### Exercise details
Below are records; count the lines in them that hold "JSON" and give only the count.

### Items
++++++++++++++++++++
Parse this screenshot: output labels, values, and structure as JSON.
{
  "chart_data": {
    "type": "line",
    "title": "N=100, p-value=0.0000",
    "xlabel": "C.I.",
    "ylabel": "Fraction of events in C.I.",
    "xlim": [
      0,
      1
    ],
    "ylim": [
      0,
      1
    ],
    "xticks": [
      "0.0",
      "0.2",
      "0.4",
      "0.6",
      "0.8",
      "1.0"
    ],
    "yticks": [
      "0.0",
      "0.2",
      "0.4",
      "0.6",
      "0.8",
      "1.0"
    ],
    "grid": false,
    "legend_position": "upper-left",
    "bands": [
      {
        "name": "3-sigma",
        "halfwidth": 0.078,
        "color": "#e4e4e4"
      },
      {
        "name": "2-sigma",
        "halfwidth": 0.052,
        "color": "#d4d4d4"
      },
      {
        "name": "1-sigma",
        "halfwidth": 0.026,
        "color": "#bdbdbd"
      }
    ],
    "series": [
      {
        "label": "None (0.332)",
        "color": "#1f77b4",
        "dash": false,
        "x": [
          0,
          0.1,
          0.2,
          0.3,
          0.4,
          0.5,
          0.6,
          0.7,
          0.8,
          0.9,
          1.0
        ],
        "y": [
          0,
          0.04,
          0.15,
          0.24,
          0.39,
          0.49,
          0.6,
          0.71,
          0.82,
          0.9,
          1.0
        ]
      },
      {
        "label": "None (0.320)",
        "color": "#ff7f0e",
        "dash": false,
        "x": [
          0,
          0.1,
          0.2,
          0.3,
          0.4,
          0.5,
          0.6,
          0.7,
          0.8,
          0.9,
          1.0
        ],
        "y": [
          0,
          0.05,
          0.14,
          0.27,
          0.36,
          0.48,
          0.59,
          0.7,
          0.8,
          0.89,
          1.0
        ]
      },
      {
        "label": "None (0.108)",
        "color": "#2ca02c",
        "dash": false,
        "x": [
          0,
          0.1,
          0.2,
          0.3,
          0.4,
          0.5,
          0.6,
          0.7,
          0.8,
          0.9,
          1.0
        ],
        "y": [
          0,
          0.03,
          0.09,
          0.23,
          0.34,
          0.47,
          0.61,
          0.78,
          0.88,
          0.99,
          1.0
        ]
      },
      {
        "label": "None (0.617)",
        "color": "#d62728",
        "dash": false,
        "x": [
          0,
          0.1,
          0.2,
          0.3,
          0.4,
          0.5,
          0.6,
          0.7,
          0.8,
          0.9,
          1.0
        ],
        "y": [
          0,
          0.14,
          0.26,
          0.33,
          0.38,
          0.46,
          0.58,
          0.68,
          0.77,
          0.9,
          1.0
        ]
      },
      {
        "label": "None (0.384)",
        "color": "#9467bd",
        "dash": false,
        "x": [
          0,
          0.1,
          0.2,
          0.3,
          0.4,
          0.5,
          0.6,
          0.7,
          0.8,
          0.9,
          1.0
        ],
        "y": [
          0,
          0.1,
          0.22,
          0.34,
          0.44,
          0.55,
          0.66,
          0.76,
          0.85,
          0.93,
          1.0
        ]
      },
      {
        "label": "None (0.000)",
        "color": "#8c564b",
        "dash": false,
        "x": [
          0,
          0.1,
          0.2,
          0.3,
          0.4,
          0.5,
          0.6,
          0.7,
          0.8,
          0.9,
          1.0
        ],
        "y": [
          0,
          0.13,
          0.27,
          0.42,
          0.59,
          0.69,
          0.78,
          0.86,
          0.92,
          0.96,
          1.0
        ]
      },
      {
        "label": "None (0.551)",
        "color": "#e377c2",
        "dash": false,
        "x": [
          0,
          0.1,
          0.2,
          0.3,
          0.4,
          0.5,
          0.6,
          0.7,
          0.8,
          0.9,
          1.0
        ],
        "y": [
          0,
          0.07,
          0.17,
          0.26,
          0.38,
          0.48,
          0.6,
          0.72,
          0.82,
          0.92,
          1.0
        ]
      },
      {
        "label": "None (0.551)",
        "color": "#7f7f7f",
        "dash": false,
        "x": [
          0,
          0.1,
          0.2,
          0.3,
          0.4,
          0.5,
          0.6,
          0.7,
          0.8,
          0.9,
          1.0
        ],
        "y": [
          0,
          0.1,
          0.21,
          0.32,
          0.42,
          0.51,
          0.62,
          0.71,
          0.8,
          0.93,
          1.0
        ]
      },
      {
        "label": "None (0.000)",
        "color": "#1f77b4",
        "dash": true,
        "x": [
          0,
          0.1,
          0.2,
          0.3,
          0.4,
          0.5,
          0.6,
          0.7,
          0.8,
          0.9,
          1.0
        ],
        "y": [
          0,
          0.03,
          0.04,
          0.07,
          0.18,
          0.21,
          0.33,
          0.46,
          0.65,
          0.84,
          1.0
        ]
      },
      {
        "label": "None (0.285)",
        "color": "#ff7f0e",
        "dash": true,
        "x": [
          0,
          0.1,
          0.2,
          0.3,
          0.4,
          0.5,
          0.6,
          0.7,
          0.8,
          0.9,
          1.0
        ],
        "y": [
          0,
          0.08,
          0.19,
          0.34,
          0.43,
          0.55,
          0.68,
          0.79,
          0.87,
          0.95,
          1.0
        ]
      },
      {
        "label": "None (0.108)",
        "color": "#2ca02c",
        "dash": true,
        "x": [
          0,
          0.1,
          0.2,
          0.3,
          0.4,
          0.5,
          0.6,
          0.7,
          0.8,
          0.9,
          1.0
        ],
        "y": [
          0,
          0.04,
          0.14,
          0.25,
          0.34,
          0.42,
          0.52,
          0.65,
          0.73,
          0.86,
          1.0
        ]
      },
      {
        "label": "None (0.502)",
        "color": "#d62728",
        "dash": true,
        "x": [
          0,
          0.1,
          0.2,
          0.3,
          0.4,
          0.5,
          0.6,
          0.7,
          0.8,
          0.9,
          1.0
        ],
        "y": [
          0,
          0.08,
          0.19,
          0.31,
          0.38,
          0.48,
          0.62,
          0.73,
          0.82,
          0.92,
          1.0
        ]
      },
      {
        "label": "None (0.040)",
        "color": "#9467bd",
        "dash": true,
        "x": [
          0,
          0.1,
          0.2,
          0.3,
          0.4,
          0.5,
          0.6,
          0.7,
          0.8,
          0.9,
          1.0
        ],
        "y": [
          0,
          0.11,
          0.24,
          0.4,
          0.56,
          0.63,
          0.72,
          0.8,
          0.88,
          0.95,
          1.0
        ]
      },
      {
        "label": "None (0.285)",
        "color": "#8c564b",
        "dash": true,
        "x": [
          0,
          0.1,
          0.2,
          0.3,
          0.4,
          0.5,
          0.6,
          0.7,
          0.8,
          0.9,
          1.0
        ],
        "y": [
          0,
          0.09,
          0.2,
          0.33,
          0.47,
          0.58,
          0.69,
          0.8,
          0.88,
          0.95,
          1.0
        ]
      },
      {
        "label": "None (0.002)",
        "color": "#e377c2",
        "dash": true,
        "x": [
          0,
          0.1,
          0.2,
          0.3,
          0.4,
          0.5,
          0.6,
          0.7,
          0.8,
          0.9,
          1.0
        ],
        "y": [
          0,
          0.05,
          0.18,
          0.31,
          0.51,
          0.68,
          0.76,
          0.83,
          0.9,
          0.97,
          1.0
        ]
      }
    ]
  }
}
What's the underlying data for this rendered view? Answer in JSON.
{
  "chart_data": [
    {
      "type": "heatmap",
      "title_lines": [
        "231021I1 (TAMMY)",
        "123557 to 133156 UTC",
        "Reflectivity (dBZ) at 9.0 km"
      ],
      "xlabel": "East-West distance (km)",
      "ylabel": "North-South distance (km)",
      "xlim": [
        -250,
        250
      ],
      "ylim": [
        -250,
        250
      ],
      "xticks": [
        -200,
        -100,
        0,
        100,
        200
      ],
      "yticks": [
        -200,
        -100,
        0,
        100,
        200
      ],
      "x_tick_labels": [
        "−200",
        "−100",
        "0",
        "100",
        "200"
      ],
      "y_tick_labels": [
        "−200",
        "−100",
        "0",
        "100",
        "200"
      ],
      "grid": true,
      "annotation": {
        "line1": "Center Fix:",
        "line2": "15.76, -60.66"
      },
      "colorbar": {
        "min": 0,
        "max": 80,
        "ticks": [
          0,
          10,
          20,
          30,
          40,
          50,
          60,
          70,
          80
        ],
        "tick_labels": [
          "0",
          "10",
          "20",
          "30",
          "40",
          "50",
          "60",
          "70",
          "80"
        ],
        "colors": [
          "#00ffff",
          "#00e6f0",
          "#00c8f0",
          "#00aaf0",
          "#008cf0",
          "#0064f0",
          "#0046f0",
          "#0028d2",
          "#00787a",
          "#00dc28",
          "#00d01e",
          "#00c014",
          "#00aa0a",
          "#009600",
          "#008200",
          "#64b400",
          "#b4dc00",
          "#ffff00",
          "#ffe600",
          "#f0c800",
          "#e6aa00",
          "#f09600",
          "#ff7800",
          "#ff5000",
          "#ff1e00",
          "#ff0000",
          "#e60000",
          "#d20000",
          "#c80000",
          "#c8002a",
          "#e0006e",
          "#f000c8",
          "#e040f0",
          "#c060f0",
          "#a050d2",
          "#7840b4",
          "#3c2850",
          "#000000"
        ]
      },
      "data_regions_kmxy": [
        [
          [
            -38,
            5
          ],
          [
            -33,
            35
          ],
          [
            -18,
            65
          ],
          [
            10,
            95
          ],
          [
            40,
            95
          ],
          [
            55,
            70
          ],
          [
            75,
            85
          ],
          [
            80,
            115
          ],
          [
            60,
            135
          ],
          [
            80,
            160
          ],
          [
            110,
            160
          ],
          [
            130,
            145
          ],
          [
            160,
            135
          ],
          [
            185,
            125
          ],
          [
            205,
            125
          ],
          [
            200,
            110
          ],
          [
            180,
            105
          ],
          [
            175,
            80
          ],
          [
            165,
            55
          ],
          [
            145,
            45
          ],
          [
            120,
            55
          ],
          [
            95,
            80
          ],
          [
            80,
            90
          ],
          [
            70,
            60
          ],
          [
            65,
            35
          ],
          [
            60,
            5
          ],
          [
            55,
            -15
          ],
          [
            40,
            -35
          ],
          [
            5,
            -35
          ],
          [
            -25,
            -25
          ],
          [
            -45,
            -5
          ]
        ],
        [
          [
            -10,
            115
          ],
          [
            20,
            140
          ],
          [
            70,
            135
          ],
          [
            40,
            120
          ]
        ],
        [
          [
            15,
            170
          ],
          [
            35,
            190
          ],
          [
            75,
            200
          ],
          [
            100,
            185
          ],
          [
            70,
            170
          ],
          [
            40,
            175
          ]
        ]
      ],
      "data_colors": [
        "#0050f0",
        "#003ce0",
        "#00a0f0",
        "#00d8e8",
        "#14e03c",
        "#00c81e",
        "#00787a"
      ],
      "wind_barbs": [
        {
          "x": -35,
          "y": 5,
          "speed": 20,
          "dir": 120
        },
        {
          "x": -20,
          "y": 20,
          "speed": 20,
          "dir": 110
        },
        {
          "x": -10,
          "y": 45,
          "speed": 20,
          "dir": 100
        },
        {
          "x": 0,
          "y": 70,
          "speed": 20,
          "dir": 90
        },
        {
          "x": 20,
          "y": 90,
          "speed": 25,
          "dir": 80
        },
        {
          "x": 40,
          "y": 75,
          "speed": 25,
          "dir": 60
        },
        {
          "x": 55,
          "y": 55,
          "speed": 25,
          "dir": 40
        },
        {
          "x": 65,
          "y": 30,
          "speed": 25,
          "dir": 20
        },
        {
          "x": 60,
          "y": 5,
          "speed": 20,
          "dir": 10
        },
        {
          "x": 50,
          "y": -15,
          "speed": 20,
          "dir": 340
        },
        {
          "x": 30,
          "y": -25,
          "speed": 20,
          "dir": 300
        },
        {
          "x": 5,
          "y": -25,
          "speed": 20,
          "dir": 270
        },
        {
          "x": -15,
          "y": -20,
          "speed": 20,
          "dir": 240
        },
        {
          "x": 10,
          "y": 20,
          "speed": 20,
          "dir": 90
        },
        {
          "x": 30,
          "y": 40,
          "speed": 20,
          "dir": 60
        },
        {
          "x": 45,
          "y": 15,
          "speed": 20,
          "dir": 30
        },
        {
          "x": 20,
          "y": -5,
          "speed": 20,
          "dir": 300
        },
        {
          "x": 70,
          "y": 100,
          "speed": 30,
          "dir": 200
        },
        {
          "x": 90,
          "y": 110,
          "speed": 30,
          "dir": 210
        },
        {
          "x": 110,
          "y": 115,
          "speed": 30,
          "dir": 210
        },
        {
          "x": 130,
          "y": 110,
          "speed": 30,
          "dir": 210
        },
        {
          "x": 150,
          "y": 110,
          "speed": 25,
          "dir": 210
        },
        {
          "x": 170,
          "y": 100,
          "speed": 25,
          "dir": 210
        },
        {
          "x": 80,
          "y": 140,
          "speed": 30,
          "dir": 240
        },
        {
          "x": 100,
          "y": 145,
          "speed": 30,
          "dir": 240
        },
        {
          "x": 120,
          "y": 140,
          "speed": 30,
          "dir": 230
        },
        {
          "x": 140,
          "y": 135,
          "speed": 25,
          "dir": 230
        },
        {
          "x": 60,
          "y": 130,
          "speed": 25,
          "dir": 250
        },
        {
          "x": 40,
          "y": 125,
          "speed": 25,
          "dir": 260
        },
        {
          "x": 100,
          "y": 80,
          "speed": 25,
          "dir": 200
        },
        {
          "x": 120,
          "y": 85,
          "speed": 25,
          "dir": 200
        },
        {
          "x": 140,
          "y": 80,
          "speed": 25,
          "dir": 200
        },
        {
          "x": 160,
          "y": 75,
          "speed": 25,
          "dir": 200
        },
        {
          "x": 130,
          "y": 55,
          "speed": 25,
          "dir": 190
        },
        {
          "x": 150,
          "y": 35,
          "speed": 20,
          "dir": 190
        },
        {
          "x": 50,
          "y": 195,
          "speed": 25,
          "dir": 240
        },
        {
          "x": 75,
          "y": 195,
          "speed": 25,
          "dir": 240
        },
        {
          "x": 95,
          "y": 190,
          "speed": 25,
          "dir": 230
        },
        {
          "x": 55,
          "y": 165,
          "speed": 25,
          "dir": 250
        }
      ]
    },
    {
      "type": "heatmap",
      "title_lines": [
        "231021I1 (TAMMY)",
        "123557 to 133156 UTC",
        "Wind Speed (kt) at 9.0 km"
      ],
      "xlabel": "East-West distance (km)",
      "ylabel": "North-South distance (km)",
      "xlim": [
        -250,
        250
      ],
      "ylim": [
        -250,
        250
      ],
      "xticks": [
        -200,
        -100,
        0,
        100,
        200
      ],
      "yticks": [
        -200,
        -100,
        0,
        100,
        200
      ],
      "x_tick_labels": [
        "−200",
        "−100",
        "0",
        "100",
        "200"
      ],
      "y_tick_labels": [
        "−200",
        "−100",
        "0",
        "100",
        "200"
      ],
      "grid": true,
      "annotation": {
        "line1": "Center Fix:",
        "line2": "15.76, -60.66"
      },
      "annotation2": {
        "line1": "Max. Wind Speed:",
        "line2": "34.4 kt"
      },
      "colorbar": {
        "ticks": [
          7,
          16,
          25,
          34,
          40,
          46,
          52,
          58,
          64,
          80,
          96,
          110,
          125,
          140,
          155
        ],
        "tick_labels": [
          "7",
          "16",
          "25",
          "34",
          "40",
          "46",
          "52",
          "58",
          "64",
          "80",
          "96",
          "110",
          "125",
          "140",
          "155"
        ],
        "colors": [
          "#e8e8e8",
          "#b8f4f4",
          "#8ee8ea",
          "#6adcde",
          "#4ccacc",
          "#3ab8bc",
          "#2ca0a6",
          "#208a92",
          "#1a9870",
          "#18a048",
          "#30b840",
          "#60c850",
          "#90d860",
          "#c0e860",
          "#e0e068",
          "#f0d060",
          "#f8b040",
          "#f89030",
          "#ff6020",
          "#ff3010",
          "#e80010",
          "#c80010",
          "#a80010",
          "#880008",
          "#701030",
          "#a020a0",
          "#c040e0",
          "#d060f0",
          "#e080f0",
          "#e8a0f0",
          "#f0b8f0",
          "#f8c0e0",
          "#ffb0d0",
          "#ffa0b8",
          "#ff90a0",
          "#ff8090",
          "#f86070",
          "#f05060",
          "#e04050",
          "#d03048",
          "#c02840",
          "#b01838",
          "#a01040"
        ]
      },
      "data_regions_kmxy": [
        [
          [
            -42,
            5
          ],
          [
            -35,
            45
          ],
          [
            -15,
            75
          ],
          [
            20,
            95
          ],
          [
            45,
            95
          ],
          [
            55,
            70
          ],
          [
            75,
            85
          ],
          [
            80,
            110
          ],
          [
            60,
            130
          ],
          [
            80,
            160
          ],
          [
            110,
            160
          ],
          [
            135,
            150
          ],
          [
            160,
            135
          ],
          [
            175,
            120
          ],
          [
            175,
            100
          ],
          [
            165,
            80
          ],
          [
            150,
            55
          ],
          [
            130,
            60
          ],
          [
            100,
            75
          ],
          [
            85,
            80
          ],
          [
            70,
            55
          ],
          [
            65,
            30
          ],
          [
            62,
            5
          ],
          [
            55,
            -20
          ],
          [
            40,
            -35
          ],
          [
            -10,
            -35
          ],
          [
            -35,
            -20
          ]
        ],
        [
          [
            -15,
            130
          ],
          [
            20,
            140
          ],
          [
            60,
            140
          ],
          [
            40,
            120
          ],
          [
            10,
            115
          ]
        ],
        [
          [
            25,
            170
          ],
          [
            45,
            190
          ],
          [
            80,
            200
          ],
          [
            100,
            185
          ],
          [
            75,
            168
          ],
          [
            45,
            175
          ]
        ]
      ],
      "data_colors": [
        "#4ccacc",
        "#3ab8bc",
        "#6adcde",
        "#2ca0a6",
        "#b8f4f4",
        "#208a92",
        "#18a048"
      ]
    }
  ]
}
++++++++++++++++++++
### Final answer
2